--- START OF Extracted data ---
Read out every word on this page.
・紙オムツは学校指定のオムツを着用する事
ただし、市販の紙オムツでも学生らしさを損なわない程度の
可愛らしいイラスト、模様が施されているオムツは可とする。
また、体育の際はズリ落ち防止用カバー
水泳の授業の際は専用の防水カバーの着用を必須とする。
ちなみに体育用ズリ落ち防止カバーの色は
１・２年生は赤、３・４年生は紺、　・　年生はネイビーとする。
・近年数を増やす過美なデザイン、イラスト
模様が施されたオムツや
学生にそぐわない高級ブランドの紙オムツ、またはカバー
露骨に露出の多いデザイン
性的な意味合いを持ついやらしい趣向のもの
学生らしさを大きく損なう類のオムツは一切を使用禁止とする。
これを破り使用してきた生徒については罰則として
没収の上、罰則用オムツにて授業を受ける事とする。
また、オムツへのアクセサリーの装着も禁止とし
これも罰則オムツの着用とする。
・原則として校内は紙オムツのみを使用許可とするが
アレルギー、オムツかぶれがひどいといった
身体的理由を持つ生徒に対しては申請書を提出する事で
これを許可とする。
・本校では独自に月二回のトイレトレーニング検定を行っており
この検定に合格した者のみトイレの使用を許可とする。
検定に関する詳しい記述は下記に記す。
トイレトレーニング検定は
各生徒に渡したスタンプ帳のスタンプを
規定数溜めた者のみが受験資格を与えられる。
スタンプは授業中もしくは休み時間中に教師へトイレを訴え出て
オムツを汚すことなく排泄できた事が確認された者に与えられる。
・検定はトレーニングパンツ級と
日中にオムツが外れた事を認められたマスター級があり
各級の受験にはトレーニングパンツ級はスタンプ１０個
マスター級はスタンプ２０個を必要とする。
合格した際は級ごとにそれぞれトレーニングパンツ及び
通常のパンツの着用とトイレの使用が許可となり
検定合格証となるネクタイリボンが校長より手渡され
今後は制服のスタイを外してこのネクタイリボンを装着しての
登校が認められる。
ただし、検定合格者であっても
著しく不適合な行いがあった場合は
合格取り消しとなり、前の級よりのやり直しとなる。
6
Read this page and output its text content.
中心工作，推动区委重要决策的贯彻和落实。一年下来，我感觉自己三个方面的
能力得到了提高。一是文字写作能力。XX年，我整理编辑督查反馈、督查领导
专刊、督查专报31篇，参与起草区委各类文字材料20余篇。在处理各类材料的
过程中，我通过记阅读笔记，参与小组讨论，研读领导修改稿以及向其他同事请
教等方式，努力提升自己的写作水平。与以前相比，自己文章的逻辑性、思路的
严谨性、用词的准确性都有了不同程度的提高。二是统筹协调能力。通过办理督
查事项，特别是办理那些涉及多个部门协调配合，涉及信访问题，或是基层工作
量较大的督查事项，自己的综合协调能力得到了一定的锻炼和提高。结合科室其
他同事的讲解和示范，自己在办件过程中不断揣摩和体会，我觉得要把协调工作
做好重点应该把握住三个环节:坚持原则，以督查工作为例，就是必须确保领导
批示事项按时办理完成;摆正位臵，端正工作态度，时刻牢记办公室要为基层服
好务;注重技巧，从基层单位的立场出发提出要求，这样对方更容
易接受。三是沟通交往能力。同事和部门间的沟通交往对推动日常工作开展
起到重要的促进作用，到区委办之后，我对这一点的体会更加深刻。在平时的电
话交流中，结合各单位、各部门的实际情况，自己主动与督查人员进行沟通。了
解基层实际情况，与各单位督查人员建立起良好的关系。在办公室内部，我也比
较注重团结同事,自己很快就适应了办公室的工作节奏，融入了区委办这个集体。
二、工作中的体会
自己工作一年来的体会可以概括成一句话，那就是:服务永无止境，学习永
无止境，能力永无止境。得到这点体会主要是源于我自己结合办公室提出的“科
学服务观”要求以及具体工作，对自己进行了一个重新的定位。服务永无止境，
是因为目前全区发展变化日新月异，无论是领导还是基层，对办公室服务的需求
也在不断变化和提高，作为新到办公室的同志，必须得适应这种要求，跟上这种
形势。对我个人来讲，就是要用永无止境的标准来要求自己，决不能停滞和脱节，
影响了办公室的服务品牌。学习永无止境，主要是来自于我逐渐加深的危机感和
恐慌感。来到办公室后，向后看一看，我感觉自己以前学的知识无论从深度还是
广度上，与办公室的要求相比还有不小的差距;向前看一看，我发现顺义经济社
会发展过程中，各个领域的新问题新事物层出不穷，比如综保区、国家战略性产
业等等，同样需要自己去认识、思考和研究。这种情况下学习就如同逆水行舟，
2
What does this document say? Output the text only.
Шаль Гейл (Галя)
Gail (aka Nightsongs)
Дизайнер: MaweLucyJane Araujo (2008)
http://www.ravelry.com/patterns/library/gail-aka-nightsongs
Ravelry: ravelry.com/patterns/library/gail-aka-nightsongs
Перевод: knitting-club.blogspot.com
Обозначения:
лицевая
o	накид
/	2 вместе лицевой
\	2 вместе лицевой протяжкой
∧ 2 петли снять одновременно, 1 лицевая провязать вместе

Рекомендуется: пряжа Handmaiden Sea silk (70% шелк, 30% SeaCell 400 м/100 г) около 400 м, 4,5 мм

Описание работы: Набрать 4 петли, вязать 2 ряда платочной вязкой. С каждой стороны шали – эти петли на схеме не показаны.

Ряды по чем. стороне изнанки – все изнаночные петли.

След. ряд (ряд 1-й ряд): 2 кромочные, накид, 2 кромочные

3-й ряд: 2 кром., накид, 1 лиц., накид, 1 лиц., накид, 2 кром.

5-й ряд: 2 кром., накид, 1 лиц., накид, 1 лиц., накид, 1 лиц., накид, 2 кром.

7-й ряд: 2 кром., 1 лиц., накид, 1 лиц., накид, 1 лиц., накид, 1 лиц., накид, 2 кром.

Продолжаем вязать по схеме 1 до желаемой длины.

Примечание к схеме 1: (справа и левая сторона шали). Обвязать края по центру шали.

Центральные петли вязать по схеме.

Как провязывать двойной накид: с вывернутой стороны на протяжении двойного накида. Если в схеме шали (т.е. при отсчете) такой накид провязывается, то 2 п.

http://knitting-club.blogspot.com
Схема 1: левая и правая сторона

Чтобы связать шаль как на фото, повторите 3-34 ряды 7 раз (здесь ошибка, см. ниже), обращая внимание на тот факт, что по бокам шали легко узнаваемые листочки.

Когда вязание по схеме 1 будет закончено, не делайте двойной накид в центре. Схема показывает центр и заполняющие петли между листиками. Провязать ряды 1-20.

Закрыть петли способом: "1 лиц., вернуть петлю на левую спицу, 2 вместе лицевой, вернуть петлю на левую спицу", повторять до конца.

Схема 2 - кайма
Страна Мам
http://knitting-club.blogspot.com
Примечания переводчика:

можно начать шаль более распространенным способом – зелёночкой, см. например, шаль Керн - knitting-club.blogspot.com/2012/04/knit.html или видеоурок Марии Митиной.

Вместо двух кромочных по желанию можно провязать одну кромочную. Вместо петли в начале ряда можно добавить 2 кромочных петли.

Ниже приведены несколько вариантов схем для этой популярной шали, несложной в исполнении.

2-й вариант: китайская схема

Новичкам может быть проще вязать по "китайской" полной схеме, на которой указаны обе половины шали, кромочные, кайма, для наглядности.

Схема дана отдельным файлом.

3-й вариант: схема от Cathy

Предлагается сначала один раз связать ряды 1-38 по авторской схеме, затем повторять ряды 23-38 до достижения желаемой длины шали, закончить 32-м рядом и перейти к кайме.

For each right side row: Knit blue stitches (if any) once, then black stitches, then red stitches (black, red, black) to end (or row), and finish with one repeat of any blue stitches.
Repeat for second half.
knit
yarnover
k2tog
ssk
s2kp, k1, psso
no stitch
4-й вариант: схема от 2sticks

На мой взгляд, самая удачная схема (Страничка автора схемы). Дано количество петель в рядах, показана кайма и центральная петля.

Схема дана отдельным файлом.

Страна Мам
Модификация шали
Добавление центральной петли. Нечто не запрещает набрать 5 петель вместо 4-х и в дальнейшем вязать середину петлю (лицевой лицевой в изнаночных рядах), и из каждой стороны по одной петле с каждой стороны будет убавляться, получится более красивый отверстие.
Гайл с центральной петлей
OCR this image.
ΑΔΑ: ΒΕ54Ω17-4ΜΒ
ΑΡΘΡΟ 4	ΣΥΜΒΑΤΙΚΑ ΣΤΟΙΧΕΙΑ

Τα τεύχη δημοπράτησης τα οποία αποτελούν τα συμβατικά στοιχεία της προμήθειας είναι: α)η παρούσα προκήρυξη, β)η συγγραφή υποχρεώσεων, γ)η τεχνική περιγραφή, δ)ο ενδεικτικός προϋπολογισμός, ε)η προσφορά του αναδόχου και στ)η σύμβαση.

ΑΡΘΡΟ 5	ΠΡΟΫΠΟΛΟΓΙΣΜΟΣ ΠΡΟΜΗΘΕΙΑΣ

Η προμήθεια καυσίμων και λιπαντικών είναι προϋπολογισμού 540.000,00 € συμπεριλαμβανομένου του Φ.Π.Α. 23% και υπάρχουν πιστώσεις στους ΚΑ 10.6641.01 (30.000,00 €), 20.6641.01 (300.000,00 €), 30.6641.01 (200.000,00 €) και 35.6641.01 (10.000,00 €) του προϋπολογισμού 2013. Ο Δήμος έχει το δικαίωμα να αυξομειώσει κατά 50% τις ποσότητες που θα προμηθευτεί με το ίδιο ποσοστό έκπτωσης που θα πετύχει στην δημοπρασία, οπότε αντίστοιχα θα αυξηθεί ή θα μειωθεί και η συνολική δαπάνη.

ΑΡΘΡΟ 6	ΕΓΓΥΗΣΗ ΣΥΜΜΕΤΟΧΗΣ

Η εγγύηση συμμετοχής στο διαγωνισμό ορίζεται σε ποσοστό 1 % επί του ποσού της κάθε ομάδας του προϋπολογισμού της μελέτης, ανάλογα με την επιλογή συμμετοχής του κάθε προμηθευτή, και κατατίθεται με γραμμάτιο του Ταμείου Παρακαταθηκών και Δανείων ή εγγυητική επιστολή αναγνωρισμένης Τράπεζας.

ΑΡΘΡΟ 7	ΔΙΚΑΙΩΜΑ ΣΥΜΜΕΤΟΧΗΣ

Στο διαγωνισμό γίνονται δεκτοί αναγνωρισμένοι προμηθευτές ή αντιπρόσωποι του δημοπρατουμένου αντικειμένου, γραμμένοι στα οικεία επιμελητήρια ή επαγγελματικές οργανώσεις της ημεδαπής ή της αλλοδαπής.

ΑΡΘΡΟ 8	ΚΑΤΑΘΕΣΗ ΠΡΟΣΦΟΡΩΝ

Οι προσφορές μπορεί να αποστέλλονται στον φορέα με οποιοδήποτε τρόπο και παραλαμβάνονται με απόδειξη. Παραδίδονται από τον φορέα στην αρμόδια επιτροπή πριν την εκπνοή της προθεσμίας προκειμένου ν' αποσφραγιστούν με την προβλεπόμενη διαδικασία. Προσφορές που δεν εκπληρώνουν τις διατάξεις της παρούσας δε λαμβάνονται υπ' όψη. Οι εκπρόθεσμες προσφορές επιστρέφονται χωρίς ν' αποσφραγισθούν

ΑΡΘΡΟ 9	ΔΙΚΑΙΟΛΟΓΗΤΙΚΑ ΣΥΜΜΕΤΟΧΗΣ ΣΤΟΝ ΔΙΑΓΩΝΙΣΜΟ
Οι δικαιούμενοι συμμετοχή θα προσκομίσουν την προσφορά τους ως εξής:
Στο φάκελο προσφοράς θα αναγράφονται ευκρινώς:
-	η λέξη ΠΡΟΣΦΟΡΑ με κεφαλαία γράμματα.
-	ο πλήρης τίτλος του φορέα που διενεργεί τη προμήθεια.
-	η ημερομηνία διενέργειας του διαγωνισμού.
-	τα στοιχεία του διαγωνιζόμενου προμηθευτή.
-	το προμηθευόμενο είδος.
--- END OF Extracted data ---
* [Instructions for the task] What is the number of lines in the data that hold the string "кромочные"? Answer with the number only.

* [Correct result] 2